### Stated task
Extract each line where the string "Критерии" shows up.

[Extracted data entries]
· · ·
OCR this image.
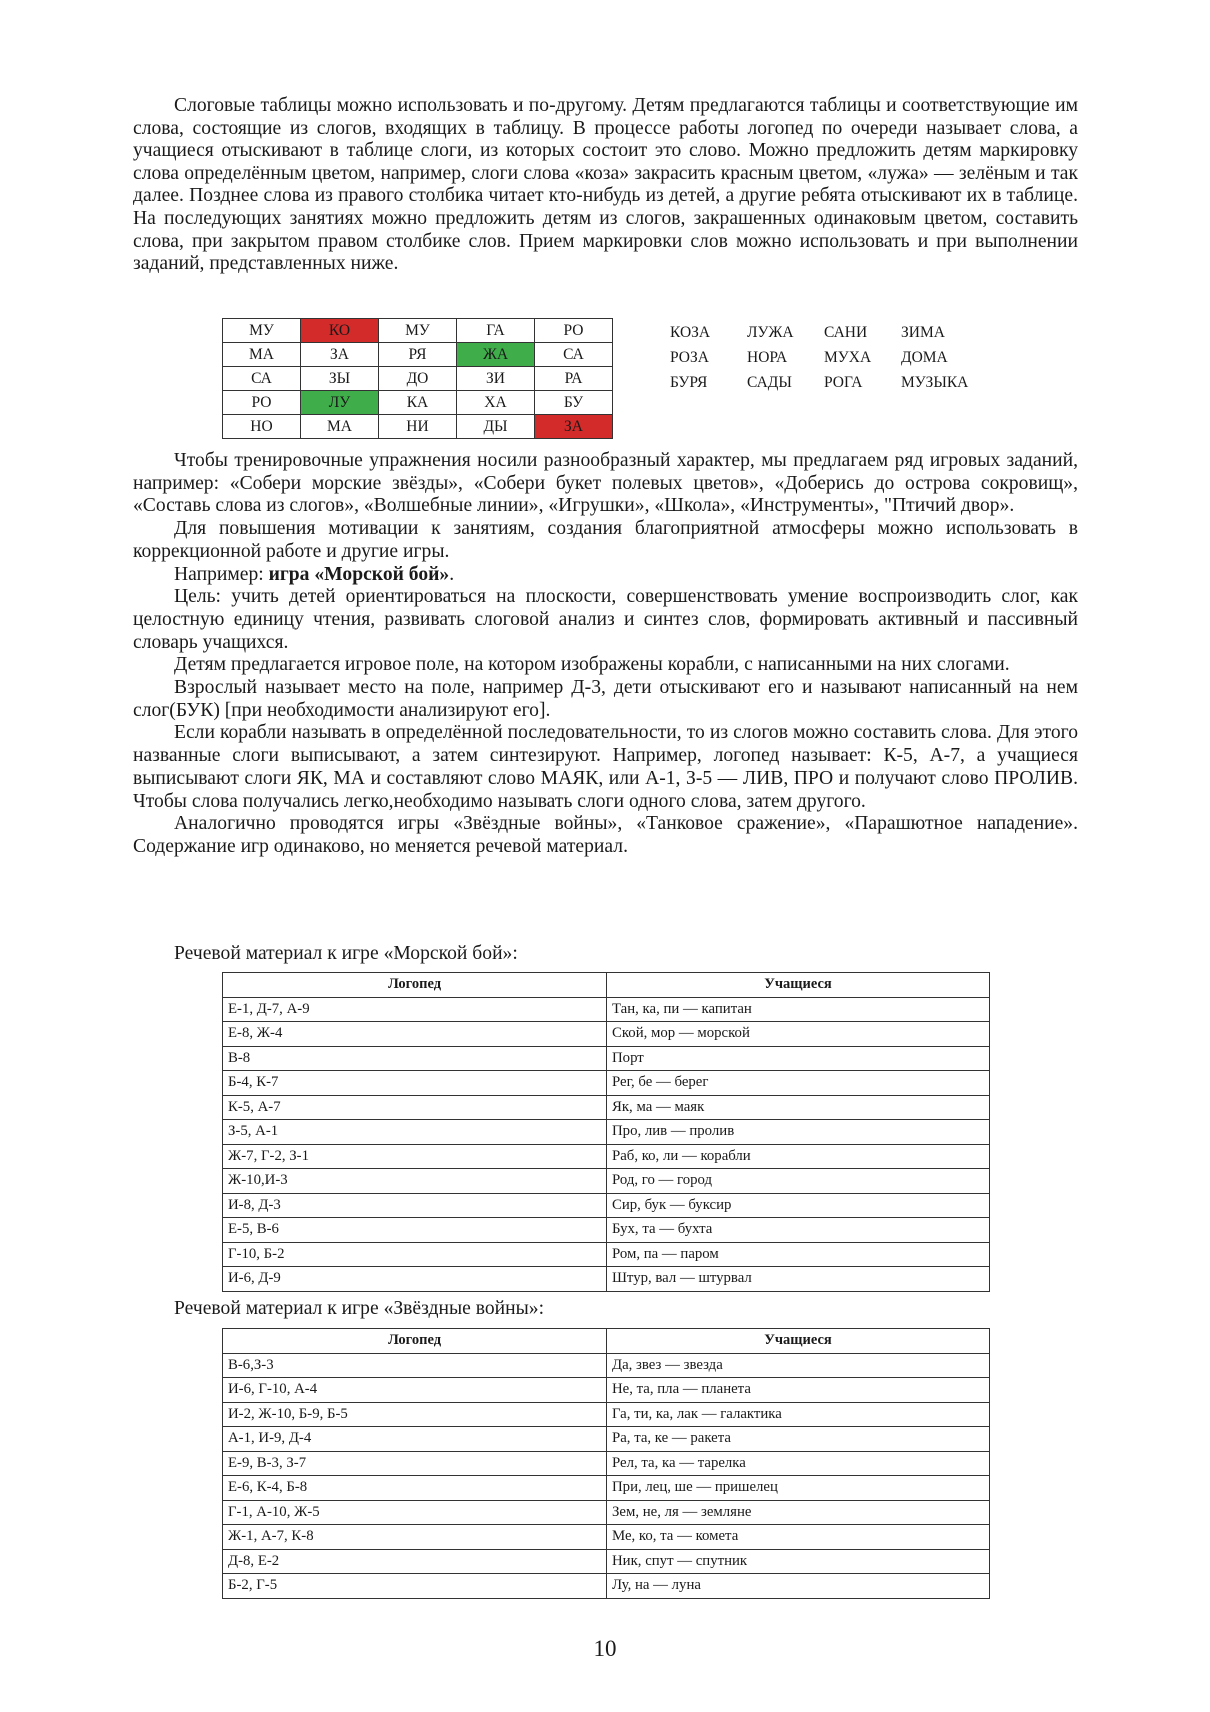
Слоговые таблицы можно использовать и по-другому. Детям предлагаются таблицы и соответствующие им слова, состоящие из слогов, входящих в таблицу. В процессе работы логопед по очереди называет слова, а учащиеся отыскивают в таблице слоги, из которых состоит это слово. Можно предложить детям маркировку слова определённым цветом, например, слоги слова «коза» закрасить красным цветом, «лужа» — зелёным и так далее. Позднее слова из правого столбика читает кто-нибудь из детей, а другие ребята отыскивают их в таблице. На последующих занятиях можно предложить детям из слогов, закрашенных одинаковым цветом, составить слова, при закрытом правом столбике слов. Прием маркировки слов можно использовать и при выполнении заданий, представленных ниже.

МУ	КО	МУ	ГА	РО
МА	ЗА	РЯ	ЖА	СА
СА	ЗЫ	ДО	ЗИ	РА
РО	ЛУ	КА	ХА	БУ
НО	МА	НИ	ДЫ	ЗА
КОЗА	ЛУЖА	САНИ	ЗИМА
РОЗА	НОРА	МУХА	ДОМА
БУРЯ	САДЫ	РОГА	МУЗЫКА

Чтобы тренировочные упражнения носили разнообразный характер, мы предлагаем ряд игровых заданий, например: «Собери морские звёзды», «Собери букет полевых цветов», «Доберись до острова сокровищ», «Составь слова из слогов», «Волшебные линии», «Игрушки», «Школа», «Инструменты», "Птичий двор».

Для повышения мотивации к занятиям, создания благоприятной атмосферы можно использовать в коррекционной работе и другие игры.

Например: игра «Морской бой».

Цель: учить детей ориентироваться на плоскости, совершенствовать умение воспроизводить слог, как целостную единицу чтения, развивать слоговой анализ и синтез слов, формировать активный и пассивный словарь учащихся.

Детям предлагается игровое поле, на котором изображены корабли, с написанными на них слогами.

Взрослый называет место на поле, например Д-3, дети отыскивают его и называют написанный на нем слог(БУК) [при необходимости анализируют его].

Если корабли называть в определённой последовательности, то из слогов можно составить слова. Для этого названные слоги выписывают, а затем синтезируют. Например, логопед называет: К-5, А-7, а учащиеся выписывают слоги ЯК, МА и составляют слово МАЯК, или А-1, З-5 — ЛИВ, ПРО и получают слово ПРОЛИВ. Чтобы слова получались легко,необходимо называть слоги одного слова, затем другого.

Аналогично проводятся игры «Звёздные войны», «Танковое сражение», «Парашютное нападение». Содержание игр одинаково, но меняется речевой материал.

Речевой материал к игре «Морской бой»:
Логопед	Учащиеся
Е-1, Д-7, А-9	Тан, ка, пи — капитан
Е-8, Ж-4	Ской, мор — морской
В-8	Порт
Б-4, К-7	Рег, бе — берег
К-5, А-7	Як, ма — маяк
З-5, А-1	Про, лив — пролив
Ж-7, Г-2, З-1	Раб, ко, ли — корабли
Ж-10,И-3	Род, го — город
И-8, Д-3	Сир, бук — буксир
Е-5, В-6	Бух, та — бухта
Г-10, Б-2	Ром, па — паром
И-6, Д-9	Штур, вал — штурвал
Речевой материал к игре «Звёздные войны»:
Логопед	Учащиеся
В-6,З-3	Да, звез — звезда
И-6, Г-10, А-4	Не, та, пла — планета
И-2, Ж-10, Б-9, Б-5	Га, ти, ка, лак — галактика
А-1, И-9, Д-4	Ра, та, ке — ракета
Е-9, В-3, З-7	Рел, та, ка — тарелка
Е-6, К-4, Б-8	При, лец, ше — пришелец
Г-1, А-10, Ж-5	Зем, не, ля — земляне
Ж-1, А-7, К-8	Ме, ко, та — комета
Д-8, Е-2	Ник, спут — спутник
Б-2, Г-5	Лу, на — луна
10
· · ·
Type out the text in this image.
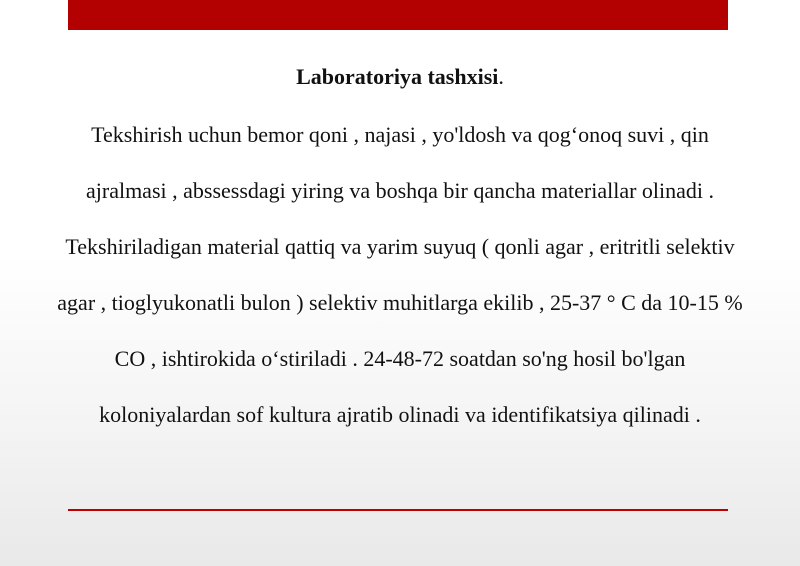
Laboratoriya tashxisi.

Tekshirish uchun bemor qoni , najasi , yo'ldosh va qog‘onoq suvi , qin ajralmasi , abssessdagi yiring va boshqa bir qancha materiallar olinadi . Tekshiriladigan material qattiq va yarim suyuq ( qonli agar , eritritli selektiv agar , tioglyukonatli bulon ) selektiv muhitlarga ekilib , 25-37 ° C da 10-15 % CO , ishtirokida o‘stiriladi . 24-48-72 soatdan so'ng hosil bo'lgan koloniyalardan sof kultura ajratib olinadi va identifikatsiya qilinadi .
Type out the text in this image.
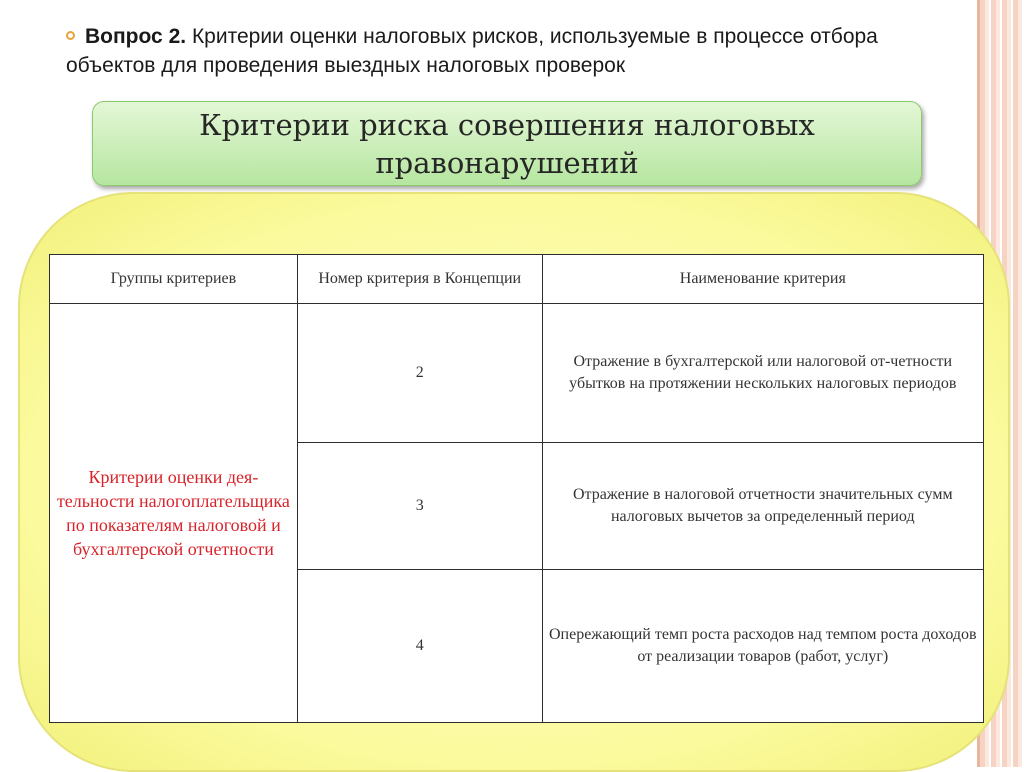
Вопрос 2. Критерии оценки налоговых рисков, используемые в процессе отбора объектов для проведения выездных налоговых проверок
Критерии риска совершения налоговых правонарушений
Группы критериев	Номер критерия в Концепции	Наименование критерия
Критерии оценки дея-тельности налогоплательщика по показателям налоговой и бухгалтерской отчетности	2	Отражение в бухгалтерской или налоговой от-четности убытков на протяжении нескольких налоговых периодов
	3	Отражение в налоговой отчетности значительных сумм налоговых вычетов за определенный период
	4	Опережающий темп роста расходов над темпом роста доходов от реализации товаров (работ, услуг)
· · ·
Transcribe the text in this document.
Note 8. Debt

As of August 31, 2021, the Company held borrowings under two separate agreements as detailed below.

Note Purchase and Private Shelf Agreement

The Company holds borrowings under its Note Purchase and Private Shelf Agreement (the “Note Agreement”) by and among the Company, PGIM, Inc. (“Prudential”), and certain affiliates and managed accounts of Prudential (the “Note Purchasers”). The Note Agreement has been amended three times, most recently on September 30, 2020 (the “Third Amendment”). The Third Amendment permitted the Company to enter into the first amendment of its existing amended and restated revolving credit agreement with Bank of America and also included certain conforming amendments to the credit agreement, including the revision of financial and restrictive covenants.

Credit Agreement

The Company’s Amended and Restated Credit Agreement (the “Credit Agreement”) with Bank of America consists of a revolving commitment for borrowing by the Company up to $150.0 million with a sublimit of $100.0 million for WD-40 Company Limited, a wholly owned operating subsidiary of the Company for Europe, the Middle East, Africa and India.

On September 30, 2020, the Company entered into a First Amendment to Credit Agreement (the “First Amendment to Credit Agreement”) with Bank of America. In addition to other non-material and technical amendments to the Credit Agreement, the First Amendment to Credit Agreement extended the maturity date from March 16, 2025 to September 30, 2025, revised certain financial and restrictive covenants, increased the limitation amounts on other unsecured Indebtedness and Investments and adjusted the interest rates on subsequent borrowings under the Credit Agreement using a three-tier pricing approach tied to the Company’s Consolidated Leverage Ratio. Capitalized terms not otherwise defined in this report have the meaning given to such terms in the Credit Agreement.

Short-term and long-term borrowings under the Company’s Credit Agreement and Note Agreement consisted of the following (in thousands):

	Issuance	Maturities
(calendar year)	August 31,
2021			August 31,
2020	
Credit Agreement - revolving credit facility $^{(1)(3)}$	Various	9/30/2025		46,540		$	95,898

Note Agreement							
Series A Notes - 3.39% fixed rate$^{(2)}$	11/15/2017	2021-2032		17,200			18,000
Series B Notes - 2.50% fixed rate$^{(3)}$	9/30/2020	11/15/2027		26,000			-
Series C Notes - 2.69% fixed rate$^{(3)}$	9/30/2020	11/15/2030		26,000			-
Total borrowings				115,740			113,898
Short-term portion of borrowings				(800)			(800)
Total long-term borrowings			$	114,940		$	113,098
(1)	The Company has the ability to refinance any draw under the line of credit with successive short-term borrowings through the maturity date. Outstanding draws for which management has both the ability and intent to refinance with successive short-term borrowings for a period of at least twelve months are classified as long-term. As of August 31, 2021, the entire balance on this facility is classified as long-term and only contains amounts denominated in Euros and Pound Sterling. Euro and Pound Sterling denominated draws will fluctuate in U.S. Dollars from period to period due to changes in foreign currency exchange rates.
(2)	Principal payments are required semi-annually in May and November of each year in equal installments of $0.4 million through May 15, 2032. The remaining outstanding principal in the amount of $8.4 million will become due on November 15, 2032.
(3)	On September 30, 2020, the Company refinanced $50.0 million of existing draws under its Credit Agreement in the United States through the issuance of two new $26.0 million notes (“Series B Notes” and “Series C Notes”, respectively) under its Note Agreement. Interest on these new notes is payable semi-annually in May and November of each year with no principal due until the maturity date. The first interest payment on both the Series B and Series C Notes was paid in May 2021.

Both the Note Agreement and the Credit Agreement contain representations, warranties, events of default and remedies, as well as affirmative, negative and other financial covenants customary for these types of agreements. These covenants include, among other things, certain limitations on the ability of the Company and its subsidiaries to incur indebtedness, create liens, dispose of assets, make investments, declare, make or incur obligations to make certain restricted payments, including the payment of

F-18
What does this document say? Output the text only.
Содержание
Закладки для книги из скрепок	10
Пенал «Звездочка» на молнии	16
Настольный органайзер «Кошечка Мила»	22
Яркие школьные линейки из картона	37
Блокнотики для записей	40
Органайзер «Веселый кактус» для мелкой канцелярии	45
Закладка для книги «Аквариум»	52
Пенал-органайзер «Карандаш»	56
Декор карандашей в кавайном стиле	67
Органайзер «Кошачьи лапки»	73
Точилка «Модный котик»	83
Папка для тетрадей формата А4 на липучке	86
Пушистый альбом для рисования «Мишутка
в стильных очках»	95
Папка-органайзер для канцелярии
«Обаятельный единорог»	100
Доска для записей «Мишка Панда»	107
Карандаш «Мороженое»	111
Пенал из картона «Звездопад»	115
· · ·
### Output for this task
Вопрос 2. Критерии оценки налоговых рисков, используемые в процессе отбора объектов для проведения выездных налоговых проверок
Критерии риска совершения налоговых правонарушений
Критерии оценки дея-тельности налогоплательщика по показателям налоговой и бухгалтерской отчетности	2	Отражение в бухгалтерской или налоговой от-четности убытков на протяжении нескольких налоговых периодов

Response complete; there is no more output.